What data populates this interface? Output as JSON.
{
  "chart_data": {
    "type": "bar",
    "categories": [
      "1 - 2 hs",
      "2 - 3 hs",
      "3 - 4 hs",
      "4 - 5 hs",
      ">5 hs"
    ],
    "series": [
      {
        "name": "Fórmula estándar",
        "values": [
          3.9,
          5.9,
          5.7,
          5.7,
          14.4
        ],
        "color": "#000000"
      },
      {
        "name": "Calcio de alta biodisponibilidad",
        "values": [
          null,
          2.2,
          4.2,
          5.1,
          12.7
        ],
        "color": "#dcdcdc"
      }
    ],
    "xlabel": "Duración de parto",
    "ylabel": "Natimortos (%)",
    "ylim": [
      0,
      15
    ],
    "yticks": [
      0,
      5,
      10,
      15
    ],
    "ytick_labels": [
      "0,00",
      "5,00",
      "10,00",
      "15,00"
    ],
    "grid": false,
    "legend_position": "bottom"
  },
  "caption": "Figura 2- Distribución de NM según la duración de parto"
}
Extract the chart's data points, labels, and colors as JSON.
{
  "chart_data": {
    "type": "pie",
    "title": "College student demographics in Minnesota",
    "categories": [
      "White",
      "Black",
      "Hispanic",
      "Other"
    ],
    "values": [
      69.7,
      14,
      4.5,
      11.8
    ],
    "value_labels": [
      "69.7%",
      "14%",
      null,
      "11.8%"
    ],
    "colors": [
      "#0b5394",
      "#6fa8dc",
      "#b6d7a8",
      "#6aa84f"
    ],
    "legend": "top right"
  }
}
---
Take each line containing the string "parto" and copy it out.

• FULL OUTPUT
    "xlabel": "Duración de parto",
  "caption": "Figura 2- Distribución de NM según la duración de parto"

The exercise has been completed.